------ Entries supplied ------
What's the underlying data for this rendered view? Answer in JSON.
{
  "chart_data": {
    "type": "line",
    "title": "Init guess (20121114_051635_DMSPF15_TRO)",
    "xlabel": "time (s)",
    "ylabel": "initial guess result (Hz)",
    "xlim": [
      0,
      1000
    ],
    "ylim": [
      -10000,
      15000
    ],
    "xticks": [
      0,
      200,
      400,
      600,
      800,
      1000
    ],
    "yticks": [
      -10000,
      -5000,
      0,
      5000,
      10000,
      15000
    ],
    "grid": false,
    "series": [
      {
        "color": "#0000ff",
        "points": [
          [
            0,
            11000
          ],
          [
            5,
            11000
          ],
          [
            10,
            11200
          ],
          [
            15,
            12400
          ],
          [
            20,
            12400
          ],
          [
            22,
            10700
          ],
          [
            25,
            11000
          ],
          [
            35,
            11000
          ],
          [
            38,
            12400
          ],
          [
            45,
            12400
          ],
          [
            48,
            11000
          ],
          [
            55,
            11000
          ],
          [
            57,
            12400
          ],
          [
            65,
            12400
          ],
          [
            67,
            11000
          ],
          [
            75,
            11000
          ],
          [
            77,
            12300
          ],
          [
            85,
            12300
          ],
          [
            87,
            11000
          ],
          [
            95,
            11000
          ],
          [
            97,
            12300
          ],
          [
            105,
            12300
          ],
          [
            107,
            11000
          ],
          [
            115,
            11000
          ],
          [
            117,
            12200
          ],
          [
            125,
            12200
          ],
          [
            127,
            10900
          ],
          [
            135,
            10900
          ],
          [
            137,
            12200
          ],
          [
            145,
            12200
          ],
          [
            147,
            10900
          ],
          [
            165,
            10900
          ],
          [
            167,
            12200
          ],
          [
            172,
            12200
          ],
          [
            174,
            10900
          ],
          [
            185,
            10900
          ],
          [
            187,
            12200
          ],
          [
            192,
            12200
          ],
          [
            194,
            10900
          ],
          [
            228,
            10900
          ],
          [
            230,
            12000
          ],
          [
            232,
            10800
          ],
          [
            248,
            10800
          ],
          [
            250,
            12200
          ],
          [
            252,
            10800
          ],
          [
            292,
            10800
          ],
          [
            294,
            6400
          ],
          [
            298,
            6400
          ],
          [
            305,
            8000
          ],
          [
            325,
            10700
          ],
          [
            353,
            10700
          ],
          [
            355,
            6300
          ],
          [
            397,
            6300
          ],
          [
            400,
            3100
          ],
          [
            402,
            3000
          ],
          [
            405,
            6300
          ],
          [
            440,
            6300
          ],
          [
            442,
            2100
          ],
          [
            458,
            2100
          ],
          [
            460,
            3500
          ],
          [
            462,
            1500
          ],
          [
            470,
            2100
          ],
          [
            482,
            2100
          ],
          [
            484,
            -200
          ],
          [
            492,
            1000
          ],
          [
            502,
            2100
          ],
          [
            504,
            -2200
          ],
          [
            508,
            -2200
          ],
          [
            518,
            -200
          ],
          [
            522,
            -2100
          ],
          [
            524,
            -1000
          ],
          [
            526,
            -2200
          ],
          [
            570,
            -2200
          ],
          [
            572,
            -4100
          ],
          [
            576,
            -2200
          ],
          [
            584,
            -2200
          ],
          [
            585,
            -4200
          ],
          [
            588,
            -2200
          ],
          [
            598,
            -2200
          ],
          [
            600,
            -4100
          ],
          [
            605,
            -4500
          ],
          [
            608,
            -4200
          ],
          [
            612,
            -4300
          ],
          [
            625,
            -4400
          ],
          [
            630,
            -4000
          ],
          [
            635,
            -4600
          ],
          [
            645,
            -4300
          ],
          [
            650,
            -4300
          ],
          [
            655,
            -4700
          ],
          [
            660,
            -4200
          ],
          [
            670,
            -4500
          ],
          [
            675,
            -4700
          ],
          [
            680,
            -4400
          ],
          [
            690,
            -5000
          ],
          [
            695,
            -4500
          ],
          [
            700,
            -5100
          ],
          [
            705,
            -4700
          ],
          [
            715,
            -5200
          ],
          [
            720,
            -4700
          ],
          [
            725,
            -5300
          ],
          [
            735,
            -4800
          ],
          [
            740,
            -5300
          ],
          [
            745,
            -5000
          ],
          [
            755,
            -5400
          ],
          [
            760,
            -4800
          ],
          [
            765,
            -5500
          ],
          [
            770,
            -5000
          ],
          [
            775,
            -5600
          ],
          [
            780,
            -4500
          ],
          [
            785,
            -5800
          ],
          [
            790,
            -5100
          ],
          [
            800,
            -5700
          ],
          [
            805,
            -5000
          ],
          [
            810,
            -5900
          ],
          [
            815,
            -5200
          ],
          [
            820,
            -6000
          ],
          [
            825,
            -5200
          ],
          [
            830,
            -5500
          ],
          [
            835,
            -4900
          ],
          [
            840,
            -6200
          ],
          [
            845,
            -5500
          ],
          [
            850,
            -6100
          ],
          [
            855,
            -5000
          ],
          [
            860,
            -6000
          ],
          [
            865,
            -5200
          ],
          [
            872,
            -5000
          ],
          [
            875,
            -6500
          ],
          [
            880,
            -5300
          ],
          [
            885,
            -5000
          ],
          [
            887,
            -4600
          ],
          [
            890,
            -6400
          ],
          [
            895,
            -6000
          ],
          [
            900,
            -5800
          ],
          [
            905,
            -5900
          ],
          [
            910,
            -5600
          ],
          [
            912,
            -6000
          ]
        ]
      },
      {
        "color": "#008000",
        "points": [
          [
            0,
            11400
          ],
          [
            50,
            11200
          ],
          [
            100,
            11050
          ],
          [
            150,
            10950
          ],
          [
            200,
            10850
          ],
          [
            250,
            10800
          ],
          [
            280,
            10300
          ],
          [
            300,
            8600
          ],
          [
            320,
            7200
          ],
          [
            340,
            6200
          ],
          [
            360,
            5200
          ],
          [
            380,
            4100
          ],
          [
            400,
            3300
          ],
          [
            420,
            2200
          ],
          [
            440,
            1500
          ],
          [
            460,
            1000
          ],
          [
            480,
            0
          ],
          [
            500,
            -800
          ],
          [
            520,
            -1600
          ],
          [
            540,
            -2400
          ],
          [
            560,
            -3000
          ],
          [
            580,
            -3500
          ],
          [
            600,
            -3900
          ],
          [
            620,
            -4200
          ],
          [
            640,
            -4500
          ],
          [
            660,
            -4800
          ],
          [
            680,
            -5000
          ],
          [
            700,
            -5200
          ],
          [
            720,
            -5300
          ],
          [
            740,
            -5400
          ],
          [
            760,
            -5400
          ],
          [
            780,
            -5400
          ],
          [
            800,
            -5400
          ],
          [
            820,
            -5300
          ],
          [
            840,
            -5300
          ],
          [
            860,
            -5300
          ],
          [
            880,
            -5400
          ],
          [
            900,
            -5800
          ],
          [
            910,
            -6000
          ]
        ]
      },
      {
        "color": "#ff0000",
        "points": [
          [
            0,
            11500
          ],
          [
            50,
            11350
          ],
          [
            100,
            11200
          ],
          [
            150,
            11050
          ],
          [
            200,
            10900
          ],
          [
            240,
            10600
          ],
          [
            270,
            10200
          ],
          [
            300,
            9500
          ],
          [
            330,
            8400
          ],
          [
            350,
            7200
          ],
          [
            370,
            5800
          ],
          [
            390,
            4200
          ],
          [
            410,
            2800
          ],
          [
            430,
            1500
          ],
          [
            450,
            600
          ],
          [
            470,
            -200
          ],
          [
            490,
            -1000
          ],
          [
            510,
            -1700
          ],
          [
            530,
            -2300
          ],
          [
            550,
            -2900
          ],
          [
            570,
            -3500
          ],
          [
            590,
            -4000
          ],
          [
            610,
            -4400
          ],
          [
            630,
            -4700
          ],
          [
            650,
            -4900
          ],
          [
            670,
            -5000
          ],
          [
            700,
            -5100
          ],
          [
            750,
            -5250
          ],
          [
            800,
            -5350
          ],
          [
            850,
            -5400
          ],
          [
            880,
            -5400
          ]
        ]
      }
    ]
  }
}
------
* **Stated task**
Among the lines of the material above, how many include the string "color"? Report only that number.

* **Written answer**
3